**PROVIDED TEXT**.
[BEGIN]

Studies on foreign language learners’ co-construction of knowledge have been limited. In English language learning and teaching, there has been a call to relate dynamic peer interactions with online writing products to explore factors that affect group performance (Li, 2018). Thus, one focus of the current study is to examine English language learners’ participation in social knowledge construction in the context of computer-supported collaborative writing activities.

Socio-Emotional Interactions in Collaborative Learning

When examining students’ learning in CSCL environments, restricting our attention to cognitive dimensions limits the scope of analyses (Kreijns et al., 2003). During the process of knowledge construction, students will experience a range of emotions that refers to affectively charged cognitions, feelings, moods, affect, and wellbeing (Boekaerts, 2011, p. 412). In collaborative learning, these emotions collectively contribute to groups’ socio-emotional climate (Järvenoja & Järvelä, 2009, 2013). Compared with emotions that are more like an event, the socio-emotional climate is a persistent pattern of shared emotions and behaviours over an extended period (Bakhtiar et al., 2018). Socio-emotional interactions refer to the purposeful interchanges (often communication) among group members that shape perceptions of emotions and socio-emotional climate (Bakhtiar et al., 2018).

Socio-emotional interaction plays an important role in collaborative learning. It shapes group formation, group structures, and group dynamics (Kwon et al., 2014), significantly affecting learning outcomes (Kreijns et al., 2003). Previous studies have shown that positive socio-emotional interactions, including mutual respect, caring, and support, are associated with resolving conflicts and encouraging positive emotions and motivation. Negative socio-emotional interactions, such as overruling, rudeness, exclusion, undermining and insulting, can lead to negative emotions and have serious impacts on the overall quality of learning opportunities (Linnenbrink-Garcia et al., 2011; Näykki et al., 2014).

Due to the dynamic nature of collaborative processes and social interactions, some researchers have examined fluctuations in students’ participation in socio-emotional interactions. For example, in comparing two groups reporting positive and negative group dynamics, Bakhtiar et al. (2018) found positive socio-emotional interactions dominated the good climate group’s discussions in the initial planning phases and that these interactions were continuously reinforced over time. Kwon et al. (2014) similarly found strong collaborators to facilitate positive socio-emotional interactions in the early stages of collaboration and less skilled collaborators to support fewer socio-emotional interactions during projects. Another study conducted by Isohätälä et al. (2019) found an increase in socio-emotional interactions at key moments of collaboration, such as during monitoring, when facing challenges, and evaluating group performance.

These process-oriented analyses provide us with a general account of how socio-emotional interactions unfold throughout collaboration. However, an in-depth analysis of behavioural patterns of socio-emotional interactions is lacking. This type of analysis could facilitate better understanding of the features, patterns and limitations of socio-emotional interaction in CSCL environments.

[END]

**GIVEN TASK A**.
In the passage on collaborative learning, what did Isohätälä et al. (2019) find?
**GIVEN TASK B**.
Reproduce the collaborative learning passage word for word from "These process-oriented analyses" to "in CSCL environments.".
**GIVEN TASK C**.
Extend the review of socio-emotional interaction in collaborative learning with a few more sentences that pick up after its final one.
The data that comes next isn't needed for any of this.

**DATA LISTING**.
[BEGIN]

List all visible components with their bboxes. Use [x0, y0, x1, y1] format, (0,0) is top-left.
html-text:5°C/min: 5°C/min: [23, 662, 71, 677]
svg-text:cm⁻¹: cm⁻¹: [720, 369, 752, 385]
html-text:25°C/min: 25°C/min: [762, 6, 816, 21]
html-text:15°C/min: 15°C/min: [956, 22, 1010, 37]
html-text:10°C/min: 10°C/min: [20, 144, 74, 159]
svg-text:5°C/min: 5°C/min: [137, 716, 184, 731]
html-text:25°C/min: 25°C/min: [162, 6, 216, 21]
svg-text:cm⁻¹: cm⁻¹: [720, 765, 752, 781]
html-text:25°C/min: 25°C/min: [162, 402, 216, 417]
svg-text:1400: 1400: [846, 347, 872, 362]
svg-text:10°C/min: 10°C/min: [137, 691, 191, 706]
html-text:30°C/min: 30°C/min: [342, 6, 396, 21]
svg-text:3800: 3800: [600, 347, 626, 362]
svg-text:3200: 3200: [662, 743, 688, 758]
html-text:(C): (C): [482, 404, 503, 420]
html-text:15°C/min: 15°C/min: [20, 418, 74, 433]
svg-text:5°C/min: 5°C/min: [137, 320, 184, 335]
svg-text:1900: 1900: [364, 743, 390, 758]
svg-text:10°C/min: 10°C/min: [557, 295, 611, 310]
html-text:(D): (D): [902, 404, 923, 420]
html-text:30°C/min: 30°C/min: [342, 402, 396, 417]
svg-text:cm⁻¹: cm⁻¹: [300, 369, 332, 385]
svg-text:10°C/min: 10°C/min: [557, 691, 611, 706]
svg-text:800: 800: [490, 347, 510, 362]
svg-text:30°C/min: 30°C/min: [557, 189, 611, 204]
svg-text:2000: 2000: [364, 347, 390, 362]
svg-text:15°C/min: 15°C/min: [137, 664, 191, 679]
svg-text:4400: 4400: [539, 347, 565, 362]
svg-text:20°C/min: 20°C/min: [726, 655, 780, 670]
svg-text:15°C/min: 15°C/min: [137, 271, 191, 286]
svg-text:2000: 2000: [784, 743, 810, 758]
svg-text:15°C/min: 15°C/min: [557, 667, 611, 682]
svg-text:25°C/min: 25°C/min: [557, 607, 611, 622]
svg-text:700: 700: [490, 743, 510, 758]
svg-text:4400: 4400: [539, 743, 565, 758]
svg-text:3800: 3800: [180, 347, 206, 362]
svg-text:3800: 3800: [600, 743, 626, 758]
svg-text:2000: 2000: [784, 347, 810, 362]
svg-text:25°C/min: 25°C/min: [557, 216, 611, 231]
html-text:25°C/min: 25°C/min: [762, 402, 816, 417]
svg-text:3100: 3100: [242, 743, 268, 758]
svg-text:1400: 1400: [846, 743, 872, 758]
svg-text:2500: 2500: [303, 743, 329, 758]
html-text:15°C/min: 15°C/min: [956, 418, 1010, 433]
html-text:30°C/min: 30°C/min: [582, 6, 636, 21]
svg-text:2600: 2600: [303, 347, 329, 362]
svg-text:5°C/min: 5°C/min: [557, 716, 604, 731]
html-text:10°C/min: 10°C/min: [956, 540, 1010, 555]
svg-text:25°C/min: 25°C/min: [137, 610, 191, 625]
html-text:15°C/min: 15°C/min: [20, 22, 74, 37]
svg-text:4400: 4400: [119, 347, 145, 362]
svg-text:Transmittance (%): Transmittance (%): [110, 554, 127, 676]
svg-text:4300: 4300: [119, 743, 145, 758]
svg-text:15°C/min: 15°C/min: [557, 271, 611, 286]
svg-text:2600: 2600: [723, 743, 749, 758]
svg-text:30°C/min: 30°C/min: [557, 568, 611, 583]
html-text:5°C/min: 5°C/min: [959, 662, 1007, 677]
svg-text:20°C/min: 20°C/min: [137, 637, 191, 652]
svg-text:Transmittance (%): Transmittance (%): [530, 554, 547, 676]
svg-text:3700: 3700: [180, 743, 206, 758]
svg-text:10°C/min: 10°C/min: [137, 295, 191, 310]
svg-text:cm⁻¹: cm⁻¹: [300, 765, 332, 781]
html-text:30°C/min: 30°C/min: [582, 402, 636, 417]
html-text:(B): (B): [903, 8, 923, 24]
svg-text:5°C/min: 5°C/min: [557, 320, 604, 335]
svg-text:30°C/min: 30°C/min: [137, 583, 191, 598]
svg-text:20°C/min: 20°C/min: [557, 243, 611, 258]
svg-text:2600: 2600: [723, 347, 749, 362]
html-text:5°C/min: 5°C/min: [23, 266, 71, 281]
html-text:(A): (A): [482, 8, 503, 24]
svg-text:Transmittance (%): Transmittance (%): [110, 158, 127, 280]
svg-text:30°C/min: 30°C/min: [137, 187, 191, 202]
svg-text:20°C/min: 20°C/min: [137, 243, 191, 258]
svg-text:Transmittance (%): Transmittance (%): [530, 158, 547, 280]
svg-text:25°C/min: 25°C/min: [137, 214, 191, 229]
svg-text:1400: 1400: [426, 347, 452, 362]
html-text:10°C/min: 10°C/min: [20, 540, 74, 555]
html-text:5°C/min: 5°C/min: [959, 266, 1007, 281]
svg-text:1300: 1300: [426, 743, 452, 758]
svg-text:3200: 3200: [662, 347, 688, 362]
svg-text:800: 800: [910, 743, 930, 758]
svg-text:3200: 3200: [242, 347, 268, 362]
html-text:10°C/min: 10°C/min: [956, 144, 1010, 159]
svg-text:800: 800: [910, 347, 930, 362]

[END]

**FINAL ANSWER A**.
They found an increase in socio-emotional interactions at key moments of collaboration, such as during monitoring, when facing challenges, and when evaluating group performance.

**FINAL ANSWER B**.
These process-oriented analyses provide us with a general account of how socio-emotional interactions unfold throughout collaboration. However, an in-depth analysis of behavioural patterns of socio-emotional interactions is lacking. This type of analysis could facilitate better understanding of the features, patterns and limitations of socio-emotional interaction in CSCL environments.

**FINAL ANSWER C**.
Maintaining Balance Between Social Knowledge Construction and Socio-Emotional Interactions

In collaboration, cognitive and socio-emotional processes are closely intertwined and shaped by one another through social interaction. This suggests that the emergence of high-quality social knowledge construction is inseparable from a positive socio-emotional climate (Andriessen et al., 2011), such as an environment where group members allow divergence and support each other. However, when students are engaged in a high-quality cognitive process such as a critical discussion of divergent viewpoints, intense reactions spurred by cognitive challenges may create socio-emotional pressure (Asterhan & Babichenko, 2015). For example, Andriessen et al. (2011) pointed out that socio-emotional pressure increases when students engage in questioning, counterclaiming, or persisting during argumentation. Besides, high-level cognitive interactions that are emotional (e.g. argumentation; Polo et al., 2016) are sometimes accompanied by anxiety, impulsivity, nervousness or other affective reactions (Martinovski & Mao, 2009).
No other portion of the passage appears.